Raw records
════════

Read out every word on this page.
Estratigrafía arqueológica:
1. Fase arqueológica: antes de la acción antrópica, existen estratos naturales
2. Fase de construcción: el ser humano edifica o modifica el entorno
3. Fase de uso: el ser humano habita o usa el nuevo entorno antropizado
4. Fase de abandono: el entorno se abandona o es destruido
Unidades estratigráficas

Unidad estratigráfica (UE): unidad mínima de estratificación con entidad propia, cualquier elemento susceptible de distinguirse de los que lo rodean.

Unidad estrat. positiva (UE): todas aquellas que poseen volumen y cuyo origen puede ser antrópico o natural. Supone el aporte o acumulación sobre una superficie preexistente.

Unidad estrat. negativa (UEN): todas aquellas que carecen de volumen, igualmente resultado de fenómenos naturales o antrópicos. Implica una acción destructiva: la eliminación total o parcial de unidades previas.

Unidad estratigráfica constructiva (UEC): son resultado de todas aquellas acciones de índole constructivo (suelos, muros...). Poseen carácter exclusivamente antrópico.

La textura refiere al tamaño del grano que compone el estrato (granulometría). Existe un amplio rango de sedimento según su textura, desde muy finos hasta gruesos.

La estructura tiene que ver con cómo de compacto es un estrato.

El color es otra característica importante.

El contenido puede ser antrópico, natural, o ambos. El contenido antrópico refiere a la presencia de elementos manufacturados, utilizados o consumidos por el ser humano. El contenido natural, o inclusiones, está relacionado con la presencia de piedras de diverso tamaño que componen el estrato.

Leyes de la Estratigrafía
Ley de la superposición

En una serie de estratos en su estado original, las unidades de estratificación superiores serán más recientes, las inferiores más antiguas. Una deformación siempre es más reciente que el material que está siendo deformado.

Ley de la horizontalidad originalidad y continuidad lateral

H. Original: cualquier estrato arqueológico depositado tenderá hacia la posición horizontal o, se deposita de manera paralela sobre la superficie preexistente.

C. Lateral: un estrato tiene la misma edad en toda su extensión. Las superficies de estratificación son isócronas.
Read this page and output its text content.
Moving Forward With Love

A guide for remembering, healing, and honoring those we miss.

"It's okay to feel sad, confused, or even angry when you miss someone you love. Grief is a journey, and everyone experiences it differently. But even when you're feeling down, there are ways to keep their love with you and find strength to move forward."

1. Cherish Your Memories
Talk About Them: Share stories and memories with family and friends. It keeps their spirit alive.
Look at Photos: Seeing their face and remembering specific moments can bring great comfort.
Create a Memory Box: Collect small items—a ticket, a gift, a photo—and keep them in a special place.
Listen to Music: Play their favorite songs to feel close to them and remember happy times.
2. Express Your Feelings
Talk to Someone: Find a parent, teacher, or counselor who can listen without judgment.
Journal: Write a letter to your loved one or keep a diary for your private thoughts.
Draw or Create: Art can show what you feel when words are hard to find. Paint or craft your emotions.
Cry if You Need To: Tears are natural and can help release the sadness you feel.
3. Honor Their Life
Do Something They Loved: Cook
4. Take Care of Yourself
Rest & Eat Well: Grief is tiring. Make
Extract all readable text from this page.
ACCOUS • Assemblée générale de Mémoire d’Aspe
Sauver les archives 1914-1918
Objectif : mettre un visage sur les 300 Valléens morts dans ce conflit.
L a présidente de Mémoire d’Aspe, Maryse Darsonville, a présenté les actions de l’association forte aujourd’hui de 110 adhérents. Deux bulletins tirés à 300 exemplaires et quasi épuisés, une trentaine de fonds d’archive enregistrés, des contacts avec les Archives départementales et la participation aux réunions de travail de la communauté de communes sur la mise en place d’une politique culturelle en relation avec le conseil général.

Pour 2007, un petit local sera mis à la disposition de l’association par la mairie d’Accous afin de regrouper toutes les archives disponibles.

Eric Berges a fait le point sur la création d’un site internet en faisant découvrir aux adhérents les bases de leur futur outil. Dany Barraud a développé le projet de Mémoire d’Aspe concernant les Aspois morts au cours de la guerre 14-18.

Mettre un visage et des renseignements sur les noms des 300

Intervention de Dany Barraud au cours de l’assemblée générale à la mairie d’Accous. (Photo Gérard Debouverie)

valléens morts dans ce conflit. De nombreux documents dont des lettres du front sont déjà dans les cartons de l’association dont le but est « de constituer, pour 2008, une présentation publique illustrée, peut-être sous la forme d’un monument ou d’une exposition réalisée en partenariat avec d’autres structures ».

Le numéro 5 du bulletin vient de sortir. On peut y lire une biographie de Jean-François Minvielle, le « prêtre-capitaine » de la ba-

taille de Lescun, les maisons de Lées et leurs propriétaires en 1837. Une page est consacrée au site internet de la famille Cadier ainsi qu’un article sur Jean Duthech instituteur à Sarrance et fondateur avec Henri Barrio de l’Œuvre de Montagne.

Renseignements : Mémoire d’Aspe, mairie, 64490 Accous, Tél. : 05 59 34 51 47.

════════

● **Required work**
Return the material in full, exactly as shown.

● **Written response**
Read out every word on this page.
Estratigrafía arqueológica:
1. Fase arqueológica: antes de la acción antrópica, existen estratos naturales
2. Fase de construcción: el ser humano edifica o modifica el entorno
3. Fase de uso: el ser humano habita o usa el nuevo entorno antropizado
4. Fase de abandono: el entorno se abandona o es destruido
Unidades estratigráficas

Unidad estratigráfica (UE): unidad mínima de estratificación con entidad propia, cualquier elemento susceptible de distinguirse de los que lo rodean.

Unidad estrat. positiva (UE): todas aquellas que poseen volumen y cuyo origen puede ser antrópico o natural. Supone el aporte o acumulación sobre una superficie preexistente.

Unidad estrat. negativa (UEN): todas aquellas que carecen de volumen, igualmente resultado de fenómenos naturales o antrópicos. Implica una acción destructiva: la eliminación total o parcial de unidades previas.

Unidad estratigráfica constructiva (UEC): son resultado de todas aquellas acciones de índole constructivo (suelos, muros...). Poseen carácter exclusivamente antrópico.

La textura refiere al tamaño del grano que compone el estrato (granulometría). Existe un amplio rango de sedimento según su textura, desde muy finos hasta gruesos.

La estructura tiene que ver con cómo de compacto es un estrato.

El color es otra característica importante.

El contenido puede ser antrópico, natural, o ambos. El contenido antrópico refiere a la presencia de elementos manufacturados, utilizados o consumidos por el ser humano. El contenido natural, o inclusiones, está relacionado con la presencia de piedras de diverso tamaño que componen el estrato.

Leyes de la Estratigrafía
Ley de la superposición

En una serie de estratos en su estado original, las unidades de estratificación superiores serán más recientes, las inferiores más antiguas. Una deformación siempre es más reciente que el material que está siendo deformado.

Ley de la horizontalidad originalidad y continuidad lateral

H. Original: cualquier estrato arqueológico depositado tenderá hacia la posición horizontal o, se deposita de manera paralela sobre la superficie preexistente.

C. Lateral: un estrato tiene la misma edad en toda su extensión. Las superficies de estratificación son isócronas.
Read this page and output its text content.
Moving Forward With Love

A guide for remembering, healing, and honoring those we miss.

"It's okay to feel sad, confused, or even angry when you miss someone you love. Grief is a journey, and everyone experiences it differently. But even when you're feeling down, there are ways to keep their love with you and find strength to move forward."

1. Cherish Your Memories
Talk About Them: Share stories and memories with family and friends. It keeps their spirit alive.
Look at Photos: Seeing their face and remembering specific moments can bring great comfort.
Create a Memory Box: Collect small items—a ticket, a gift, a photo—and keep them in a special place.
Listen to Music: Play their favorite songs to feel close to them and remember happy times.
2. Express Your Feelings
Talk to Someone: Find a parent, teacher, or counselor who can listen without judgment.
Journal: Write a letter to your loved one or keep a diary for your private thoughts.
Draw or Create: Art can show what you feel when words are hard to find. Paint or craft your emotions.
Cry if You Need To: Tears are natural and can help release the sadness you feel.
3. Honor Their Life
Do Something They Loved: Cook
4. Take Care of Yourself
Rest & Eat Well: Grief is tiring. Make
Extract all readable text from this page.
ACCOUS • Assemblée générale de Mémoire d’Aspe
Sauver les archives 1914-1918
Objectif : mettre un visage sur les 300 Valléens morts dans ce conflit.
L a présidente de Mémoire d’Aspe, Maryse Darsonville, a présenté les actions de l’association forte aujourd’hui de 110 adhérents. Deux bulletins tirés à 300 exemplaires et quasi épuisés, une trentaine de fonds d’archive enregistrés, des contacts avec les Archives départementales et la participation aux réunions de travail de la communauté de communes sur la mise en place d’une politique culturelle en relation avec le conseil général.

Pour 2007, un petit local sera mis à la disposition de l’association par la mairie d’Accous afin de regrouper toutes les archives disponibles.

Eric Berges a fait le point sur la création d’un site internet en faisant découvrir aux adhérents les bases de leur futur outil. Dany Barraud a développé le projet de Mémoire d’Aspe concernant les Aspois morts au cours de la guerre 14-18.

Mettre un visage et des renseignements sur les noms des 300

Intervention de Dany Barraud au cours de l’assemblée générale à la mairie d’Accous. (Photo Gérard Debouverie)

valléens morts dans ce conflit. De nombreux documents dont des lettres du front sont déjà dans les cartons de l’association dont le but est « de constituer, pour 2008, une présentation publique illustrée, peut-être sous la forme d’un monument ou d’une exposition réalisée en partenariat avec d’autres structures ».

Le numéro 5 du bulletin vient de sortir. On peut y lire une biographie de Jean-François Minvielle, le « prêtre-capitaine » de la ba-

taille de Lescun, les maisons de Lées et leurs propriétaires en 1837. Une page est consacrée au site internet de la famille Cadier ainsi qu’un article sur Jean Duthech instituteur à Sarrance et fondateur avec Henri Barrio de l’Œuvre de Montagne.

Renseignements : Mémoire d’Aspe, mairie, 64490 Accous, Tél. : 05 59 34 51 47.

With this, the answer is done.